* Begin *
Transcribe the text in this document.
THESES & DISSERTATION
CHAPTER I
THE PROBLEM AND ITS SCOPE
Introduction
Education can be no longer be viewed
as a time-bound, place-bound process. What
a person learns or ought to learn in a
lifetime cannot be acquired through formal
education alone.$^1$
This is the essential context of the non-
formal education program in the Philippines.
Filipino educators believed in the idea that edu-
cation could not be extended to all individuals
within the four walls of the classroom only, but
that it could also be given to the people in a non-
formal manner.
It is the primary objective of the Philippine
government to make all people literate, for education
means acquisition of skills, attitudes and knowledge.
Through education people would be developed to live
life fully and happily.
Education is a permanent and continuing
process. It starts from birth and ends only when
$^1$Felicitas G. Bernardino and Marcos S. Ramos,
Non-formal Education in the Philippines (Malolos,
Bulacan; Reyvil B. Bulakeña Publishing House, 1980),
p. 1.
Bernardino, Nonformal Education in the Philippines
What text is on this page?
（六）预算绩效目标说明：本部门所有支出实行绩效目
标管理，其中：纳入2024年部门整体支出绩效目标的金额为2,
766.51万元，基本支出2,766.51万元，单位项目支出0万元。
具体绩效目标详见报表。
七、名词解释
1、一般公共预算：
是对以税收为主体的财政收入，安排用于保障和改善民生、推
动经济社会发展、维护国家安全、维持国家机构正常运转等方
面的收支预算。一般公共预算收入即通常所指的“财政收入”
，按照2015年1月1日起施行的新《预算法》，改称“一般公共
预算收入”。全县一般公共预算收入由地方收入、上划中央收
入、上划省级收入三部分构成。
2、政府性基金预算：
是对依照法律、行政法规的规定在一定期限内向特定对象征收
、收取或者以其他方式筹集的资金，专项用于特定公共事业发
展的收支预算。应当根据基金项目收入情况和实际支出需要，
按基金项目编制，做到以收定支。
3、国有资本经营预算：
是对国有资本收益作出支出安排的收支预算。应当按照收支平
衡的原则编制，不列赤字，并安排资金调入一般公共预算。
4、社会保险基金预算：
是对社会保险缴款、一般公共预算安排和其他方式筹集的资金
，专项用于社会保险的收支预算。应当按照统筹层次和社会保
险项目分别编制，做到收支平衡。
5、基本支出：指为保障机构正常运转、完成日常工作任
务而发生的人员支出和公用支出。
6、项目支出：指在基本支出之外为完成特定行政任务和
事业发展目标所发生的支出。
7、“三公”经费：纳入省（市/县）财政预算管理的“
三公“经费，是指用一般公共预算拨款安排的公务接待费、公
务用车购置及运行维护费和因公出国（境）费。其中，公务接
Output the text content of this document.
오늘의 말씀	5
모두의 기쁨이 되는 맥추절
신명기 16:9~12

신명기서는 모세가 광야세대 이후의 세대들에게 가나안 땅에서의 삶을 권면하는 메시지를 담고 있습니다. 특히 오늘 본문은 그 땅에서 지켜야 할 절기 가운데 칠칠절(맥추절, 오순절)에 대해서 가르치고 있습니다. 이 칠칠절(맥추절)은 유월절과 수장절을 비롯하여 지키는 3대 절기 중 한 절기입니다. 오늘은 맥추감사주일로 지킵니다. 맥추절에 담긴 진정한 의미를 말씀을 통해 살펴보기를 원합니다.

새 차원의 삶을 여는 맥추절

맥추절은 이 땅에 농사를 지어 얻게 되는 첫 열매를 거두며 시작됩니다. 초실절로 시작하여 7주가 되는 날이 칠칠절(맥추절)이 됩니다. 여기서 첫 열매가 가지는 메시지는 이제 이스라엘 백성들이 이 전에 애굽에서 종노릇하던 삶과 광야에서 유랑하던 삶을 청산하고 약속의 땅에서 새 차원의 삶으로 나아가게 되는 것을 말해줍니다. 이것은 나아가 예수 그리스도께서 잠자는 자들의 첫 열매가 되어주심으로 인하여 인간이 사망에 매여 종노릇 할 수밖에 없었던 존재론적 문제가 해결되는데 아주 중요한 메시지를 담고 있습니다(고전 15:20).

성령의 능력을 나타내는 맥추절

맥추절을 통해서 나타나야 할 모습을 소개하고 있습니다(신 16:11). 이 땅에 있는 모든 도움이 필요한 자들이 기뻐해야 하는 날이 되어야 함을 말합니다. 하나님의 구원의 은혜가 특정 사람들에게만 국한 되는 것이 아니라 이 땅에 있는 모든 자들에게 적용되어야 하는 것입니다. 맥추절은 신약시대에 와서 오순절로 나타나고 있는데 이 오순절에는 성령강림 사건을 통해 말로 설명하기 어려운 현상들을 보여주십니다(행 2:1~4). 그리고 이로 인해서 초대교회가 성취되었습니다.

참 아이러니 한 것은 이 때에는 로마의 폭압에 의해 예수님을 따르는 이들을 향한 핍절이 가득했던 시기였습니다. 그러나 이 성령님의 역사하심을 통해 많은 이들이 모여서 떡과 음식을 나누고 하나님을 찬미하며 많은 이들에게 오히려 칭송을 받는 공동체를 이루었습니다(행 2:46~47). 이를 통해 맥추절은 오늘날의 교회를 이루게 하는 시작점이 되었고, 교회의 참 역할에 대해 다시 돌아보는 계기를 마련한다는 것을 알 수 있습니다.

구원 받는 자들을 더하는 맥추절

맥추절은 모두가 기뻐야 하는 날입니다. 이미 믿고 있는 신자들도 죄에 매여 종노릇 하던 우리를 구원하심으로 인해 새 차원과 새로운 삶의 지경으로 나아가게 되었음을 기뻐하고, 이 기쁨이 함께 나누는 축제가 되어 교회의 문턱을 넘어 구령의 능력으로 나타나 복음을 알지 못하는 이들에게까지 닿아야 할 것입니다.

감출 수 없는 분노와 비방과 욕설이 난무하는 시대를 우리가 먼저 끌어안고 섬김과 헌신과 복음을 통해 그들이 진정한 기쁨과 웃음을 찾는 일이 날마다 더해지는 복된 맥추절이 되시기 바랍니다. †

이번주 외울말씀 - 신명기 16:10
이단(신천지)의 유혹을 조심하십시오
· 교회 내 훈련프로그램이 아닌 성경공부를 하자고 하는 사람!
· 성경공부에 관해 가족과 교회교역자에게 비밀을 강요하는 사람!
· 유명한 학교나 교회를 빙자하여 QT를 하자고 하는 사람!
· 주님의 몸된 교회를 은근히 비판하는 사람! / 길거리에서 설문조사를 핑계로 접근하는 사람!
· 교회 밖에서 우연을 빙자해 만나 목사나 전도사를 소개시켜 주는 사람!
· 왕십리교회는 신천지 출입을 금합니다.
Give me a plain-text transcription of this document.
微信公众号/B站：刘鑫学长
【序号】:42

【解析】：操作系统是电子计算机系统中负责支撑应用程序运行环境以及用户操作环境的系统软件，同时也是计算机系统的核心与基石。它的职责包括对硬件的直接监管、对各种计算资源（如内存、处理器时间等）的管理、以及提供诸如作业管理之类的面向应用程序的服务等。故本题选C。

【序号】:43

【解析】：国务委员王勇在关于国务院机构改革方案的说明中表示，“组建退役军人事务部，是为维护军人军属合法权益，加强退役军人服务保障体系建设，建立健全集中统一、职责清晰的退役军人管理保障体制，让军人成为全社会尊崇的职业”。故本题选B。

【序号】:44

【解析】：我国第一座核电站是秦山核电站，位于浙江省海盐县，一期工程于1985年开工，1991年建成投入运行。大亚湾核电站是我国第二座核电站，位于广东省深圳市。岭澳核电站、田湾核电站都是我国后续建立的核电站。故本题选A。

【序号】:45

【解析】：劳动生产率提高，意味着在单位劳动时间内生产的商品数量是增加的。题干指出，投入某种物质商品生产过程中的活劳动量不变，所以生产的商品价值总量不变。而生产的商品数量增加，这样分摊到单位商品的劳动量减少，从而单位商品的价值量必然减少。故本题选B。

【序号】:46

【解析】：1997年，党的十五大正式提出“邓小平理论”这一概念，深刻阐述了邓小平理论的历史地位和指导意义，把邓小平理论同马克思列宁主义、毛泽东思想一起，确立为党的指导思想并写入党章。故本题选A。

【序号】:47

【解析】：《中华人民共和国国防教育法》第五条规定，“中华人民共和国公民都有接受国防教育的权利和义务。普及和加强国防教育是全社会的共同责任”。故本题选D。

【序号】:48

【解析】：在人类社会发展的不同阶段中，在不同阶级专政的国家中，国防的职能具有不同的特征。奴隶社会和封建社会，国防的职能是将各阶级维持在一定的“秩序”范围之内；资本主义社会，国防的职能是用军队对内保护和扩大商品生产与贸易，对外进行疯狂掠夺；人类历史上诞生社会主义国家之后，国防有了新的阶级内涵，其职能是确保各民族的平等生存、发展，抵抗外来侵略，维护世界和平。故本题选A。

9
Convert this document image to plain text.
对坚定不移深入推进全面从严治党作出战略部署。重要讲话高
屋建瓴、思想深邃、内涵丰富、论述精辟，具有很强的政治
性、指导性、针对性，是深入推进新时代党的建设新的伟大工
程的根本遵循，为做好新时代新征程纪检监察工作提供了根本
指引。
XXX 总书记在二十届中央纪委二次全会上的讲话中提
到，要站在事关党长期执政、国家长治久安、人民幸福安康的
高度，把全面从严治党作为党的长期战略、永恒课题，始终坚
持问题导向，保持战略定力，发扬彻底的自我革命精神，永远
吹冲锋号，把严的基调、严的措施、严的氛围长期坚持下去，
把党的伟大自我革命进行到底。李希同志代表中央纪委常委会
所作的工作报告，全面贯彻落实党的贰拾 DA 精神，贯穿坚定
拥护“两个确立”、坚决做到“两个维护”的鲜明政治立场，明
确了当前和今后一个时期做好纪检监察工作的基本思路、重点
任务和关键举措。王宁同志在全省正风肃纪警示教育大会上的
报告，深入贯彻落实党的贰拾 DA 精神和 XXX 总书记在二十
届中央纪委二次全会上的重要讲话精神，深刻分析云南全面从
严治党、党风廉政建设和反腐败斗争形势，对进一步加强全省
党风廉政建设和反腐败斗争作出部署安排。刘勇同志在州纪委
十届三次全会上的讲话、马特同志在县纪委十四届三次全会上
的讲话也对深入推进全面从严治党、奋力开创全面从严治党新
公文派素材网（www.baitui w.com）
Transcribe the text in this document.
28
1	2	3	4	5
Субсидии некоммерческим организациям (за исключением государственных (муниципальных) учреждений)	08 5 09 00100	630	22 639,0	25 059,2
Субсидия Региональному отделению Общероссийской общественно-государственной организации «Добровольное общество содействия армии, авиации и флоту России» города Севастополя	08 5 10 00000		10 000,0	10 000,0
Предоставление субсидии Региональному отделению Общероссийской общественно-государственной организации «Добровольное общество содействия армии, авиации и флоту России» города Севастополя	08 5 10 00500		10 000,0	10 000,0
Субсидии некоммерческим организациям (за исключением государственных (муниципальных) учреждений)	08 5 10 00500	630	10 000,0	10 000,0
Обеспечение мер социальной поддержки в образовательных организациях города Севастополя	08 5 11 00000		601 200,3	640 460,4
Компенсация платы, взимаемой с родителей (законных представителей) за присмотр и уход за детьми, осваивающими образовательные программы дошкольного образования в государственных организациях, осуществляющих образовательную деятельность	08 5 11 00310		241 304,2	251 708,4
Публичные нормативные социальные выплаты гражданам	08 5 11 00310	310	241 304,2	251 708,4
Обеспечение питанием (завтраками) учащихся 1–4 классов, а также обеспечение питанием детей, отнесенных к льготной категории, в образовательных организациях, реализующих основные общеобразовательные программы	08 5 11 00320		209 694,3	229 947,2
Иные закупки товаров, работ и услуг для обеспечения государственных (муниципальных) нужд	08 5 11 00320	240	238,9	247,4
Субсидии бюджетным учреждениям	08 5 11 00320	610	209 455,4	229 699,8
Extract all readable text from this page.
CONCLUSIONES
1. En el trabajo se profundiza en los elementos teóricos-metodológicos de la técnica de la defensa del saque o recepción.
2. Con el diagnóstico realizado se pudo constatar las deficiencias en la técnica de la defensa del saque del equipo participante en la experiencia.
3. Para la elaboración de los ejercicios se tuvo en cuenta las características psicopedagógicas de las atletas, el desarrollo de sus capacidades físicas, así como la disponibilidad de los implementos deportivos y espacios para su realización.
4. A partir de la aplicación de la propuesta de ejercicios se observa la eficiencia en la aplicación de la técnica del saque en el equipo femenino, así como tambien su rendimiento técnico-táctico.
* End *
_Task goal_. Within the data above, count the lines that contain the string "메시지를"; the reply is the number alone.

_Result of the exercise_. 2